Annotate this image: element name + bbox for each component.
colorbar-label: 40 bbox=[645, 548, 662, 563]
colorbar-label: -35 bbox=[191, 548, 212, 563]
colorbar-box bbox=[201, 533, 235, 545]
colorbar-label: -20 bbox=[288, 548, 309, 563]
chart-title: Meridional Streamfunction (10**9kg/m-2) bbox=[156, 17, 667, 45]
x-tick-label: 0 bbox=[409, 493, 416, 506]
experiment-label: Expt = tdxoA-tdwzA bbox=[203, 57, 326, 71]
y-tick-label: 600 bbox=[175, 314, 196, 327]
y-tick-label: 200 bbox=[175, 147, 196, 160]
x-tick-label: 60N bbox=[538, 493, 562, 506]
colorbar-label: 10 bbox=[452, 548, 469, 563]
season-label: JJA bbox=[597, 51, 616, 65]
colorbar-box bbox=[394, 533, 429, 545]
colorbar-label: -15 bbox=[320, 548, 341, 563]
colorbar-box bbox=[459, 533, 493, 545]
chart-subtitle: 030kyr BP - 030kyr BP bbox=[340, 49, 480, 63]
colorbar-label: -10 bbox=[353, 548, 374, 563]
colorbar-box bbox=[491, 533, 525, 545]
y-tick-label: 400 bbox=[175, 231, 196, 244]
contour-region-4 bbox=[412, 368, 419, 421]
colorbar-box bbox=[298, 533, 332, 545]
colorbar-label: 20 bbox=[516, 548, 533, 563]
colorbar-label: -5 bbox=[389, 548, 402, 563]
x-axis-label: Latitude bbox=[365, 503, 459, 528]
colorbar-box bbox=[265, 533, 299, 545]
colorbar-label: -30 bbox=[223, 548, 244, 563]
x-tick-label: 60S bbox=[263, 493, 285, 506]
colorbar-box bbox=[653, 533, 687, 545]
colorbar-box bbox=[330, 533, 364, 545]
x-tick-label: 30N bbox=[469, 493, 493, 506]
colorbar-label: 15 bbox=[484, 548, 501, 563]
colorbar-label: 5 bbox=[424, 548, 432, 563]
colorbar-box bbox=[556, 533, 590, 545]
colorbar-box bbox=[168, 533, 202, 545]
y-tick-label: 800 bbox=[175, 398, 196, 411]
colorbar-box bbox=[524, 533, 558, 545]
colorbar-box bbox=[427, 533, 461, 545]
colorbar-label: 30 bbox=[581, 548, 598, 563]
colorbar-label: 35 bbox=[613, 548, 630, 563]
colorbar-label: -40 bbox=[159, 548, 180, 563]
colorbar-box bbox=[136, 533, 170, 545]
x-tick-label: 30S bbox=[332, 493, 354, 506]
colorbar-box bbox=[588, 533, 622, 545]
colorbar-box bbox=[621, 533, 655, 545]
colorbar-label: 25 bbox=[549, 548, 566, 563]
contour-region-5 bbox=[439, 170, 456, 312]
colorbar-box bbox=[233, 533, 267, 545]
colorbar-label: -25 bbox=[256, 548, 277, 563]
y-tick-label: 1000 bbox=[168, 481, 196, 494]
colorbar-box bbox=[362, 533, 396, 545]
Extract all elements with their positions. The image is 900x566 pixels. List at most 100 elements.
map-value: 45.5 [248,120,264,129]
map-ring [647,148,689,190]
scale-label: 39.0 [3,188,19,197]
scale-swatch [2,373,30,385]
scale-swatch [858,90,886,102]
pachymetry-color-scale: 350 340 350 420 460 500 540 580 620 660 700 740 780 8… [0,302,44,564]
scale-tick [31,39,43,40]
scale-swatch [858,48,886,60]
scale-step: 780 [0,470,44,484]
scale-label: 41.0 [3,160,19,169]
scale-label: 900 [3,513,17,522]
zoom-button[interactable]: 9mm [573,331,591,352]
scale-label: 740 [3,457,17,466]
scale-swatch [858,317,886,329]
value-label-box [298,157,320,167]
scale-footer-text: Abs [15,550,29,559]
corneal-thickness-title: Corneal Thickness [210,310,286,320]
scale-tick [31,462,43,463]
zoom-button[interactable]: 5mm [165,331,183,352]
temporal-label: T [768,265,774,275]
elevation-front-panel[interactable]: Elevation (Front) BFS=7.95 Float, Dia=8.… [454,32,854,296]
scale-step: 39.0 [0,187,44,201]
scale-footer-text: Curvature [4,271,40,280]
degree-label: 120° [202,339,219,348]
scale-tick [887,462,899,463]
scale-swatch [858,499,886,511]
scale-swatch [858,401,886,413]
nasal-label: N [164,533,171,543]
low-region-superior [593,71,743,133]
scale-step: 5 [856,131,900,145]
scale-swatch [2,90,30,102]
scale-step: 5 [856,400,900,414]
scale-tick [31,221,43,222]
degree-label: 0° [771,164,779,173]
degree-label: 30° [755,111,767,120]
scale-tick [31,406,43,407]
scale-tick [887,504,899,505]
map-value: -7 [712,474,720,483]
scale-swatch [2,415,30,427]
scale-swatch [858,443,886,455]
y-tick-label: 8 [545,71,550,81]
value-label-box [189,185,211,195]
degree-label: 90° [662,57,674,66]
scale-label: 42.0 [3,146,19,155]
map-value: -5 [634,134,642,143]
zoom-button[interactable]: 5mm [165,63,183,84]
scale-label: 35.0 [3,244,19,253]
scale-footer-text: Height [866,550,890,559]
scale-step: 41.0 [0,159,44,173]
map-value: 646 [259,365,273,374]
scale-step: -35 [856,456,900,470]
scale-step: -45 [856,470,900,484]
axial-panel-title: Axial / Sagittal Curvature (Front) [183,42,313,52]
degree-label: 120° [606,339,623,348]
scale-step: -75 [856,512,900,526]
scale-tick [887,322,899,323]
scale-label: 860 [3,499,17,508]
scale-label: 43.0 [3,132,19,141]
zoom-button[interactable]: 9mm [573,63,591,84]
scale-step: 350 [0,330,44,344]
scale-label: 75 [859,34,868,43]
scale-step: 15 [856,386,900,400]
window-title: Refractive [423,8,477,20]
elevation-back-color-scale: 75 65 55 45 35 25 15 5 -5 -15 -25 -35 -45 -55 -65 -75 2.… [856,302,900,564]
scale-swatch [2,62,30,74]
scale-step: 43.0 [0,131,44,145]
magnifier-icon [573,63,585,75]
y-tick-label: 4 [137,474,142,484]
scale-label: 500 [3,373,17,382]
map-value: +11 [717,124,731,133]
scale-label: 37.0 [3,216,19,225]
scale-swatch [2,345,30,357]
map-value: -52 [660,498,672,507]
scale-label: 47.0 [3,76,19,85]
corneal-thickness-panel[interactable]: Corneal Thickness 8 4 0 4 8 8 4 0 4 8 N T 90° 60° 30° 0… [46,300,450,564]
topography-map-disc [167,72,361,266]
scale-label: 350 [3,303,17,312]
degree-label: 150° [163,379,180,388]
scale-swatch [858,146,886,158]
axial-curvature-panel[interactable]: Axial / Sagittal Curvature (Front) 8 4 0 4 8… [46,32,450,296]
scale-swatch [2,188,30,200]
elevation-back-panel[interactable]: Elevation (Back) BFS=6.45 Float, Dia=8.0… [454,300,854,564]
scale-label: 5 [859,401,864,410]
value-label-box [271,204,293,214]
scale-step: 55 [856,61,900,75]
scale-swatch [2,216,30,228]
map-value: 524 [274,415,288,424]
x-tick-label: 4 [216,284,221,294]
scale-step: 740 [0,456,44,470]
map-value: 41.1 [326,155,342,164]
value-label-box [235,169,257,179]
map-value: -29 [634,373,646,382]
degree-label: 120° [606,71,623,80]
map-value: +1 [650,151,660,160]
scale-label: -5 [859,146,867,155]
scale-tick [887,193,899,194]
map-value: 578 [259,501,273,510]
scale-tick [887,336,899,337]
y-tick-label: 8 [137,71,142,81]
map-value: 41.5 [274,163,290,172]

- [Short problem]: Reproduce every line of the items above word for word, keeping each character unchanged.

- [Output]:
Annotate this image: element name + bbox for each component.
colorbar-label: 40 bbox=[645, 548, 662, 563]
colorbar-label: -35 bbox=[191, 548, 212, 563]
colorbar-box bbox=[201, 533, 235, 545]
colorbar-label: -20 bbox=[288, 548, 309, 563]
chart-title: Meridional Streamfunction (10**9kg/m-2) bbox=[156, 17, 667, 45]
x-tick-label: 0 bbox=[409, 493, 416, 506]
experiment-label: Expt = tdxoA-tdwzA bbox=[203, 57, 326, 71]
y-tick-label: 600 bbox=[175, 314, 196, 327]
y-tick-label: 200 bbox=[175, 147, 196, 160]
x-tick-label: 60N bbox=[538, 493, 562, 506]
colorbar-label: 10 bbox=[452, 548, 469, 563]
season-label: JJA bbox=[597, 51, 616, 65]
colorbar-box bbox=[394, 533, 429, 545]
colorbar-label: -15 bbox=[320, 548, 341, 563]
colorbar-box bbox=[459, 533, 493, 545]
chart-subtitle: 030kyr BP - 030kyr BP bbox=[340, 49, 480, 63]
colorbar-label: -10 bbox=[353, 548, 374, 563]
colorbar-box bbox=[491, 533, 525, 545]
y-tick-label: 400 bbox=[175, 231, 196, 244]
contour-region-4 bbox=[412, 368, 419, 421]
colorbar-box bbox=[298, 533, 332, 545]
colorbar-label: 20 bbox=[516, 548, 533, 563]
colorbar-label: -5 bbox=[389, 548, 402, 563]
x-axis-label: Latitude bbox=[365, 503, 459, 528]
colorbar-box bbox=[265, 533, 299, 545]
colorbar-label: -30 bbox=[223, 548, 244, 563]
x-tick-label: 60S bbox=[263, 493, 285, 506]
colorbar-box bbox=[653, 533, 687, 545]
colorbar-box bbox=[330, 533, 364, 545]
x-tick-label: 30N bbox=[469, 493, 493, 506]
colorbar-label: 15 bbox=[484, 548, 501, 563]
colorbar-label: 5 bbox=[424, 548, 432, 563]
colorbar-box bbox=[556, 533, 590, 545]
colorbar-box bbox=[168, 533, 202, 545]
y-tick-label: 800 bbox=[175, 398, 196, 411]
colorbar-box bbox=[524, 533, 558, 545]
colorbar-box bbox=[427, 533, 461, 545]
colorbar-label: 30 bbox=[581, 548, 598, 563]
colorbar-label: 35 bbox=[613, 548, 630, 563]
colorbar-label: -40 bbox=[159, 548, 180, 563]
colorbar-box bbox=[136, 533, 170, 545]
x-tick-label: 30S bbox=[332, 493, 354, 506]
colorbar-box bbox=[588, 533, 622, 545]
colorbar-box bbox=[621, 533, 655, 545]
colorbar-label: 25 bbox=[549, 548, 566, 563]
contour-region-5 bbox=[439, 170, 456, 312]
colorbar-box bbox=[233, 533, 267, 545]
colorbar-label: -25 bbox=[256, 548, 277, 563]
y-tick-label: 1000 bbox=[168, 481, 196, 494]
colorbar-box bbox=[362, 533, 396, 545]
Extract all elements with their positions. The image is 900x566 pixels. List at most 100 elements.
map-value: 45.5 [248,120,264,129]
map-ring [647,148,689,190]
scale-label: 39.0 [3,188,19,197]
scale-swatch [2,373,30,385]
scale-swatch [858,90,886,102]
pachymetry-color-scale: 350 340 350 420 460 500 540 580 620 660 700 740 780 8… [0,302,44,564]
scale-tick [31,39,43,40]
scale-swatch [858,48,886,60]
scale-step: 780 [0,470,44,484]
scale-label: 41.0 [3,160,19,169]
scale-label: 900 [3,513,17,522]
zoom-button[interactable]: 9mm [573,331,591,352]
scale-label: 740 [3,457,17,466]
scale-swatch [858,317,886,329]
value-label-box [298,157,320,167]
scale-footer-text: Abs [15,550,29,559]
corneal-thickness-title: Corneal Thickness [210,310,286,320]
scale-tick [31,462,43,463]
zoom-button[interactable]: 5mm [165,331,183,352]
temporal-label: T [768,265,774,275]
elevation-front-panel[interactable]: Elevation (Front) BFS=7.95 Float, Dia=8.… [454,32,854,296]
scale-step: 39.0 [0,187,44,201]
scale-footer-text: Curvature [4,271,40,280]
degree-label: 120° [202,339,219,348]
scale-tick [887,462,899,463]
scale-swatch [858,499,886,511]
scale-swatch [858,401,886,413]
nasal-label: N [164,533,171,543]
low-region-superior [593,71,743,133]
scale-step: 5 [856,131,900,145]
scale-swatch [2,90,30,102]
scale-step: 5 [856,400,900,414]
scale-tick [31,221,43,222]
degree-label: 0° [771,164,779,173]
degree-label: 30° [755,111,767,120]
scale-tick [31,406,43,407]
scale-tick [887,504,899,505]
map-value: -7 [712,474,720,483]
scale-swatch [2,415,30,427]
scale-swatch [858,443,886,455]
y-tick-label: 8 [545,71,550,81]
value-label-box [189,185,211,195]
degree-label: 90° [662,57,674,66]
scale-label: 42.0 [3,146,19,155]
map-value: -5 [634,134,642,143]
zoom-button[interactable]: 5mm [165,63,183,84]
scale-label: 35.0 [3,244,19,253]
scale-footer-text: Height [866,550,890,559]
scale-step: 41.0 [0,159,44,173]
map-value: 646 [259,365,273,374]
scale-step: -35 [856,456,900,470]
scale-step: -45 [856,470,900,484]
axial-panel-title: Axial / Sagittal Curvature (Front) [183,42,313,52]
degree-label: 120° [606,339,623,348]
scale-step: -75 [856,512,900,526]
scale-tick [887,322,899,323]
scale-label: 860 [3,499,17,508]
scale-label: 43.0 [3,132,19,141]
zoom-button[interactable]: 9mm [573,63,591,84]
scale-step: 350 [0,330,44,344]
scale-label: 75 [859,34,868,43]
scale-step: 15 [856,386,900,400]
window-title: Refractive [423,8,477,20]
elevation-back-color-scale: 75 65 55 45 35 25 15 5 -5 -15 -25 -35 -45 -55 -65 -75 2.… [856,302,900,564]
scale-swatch [2,62,30,74]
scale-step: 43.0 [0,131,44,145]
magnifier-icon [573,63,585,75]
y-tick-label: 4 [137,474,142,484]
scale-label: 500 [3,373,17,382]
map-value: +11 [717,124,731,133]
scale-label: 37.0 [3,216,19,225]
scale-swatch [2,345,30,357]
map-value: -52 [660,498,672,507]
scale-label: 47.0 [3,76,19,85]
corneal-thickness-panel[interactable]: Corneal Thickness 8 4 0 4 8 8 4 0 4 8 N T 90° 60° 30° 0… [46,300,450,564]
topography-map-disc [167,72,361,266]
scale-label: 350 [3,303,17,312]
degree-label: 150° [163,379,180,388]
scale-swatch [858,146,886,158]
axial-curvature-panel[interactable]: Axial / Sagittal Curvature (Front) 8 4 0 4 8… [46,32,450,296]
scale-swatch [2,188,30,200]
elevation-back-panel[interactable]: Elevation (Back) BFS=6.45 Float, Dia=8.0… [454,300,854,564]
scale-label: 5 [859,401,864,410]
value-label-box [271,204,293,214]
scale-step: 55 [856,61,900,75]
scale-swatch [2,216,30,228]
map-value: 524 [274,415,288,424]
x-tick-label: 4 [216,284,221,294]
scale-step: 740 [0,456,44,470]
map-value: 41.1 [326,155,342,164]
value-label-box [235,169,257,179]
map-value: -29 [634,373,646,382]
degree-label: 120° [606,71,623,80]
map-value: +1 [650,151,660,160]
scale-label: -5 [859,146,867,155]
scale-tick [887,193,899,194]
map-value: 578 [259,501,273,510]
scale-tick [887,336,899,337]
y-tick-label: 8 [137,71,142,81]
map-value: 41.5 [274,163,290,172]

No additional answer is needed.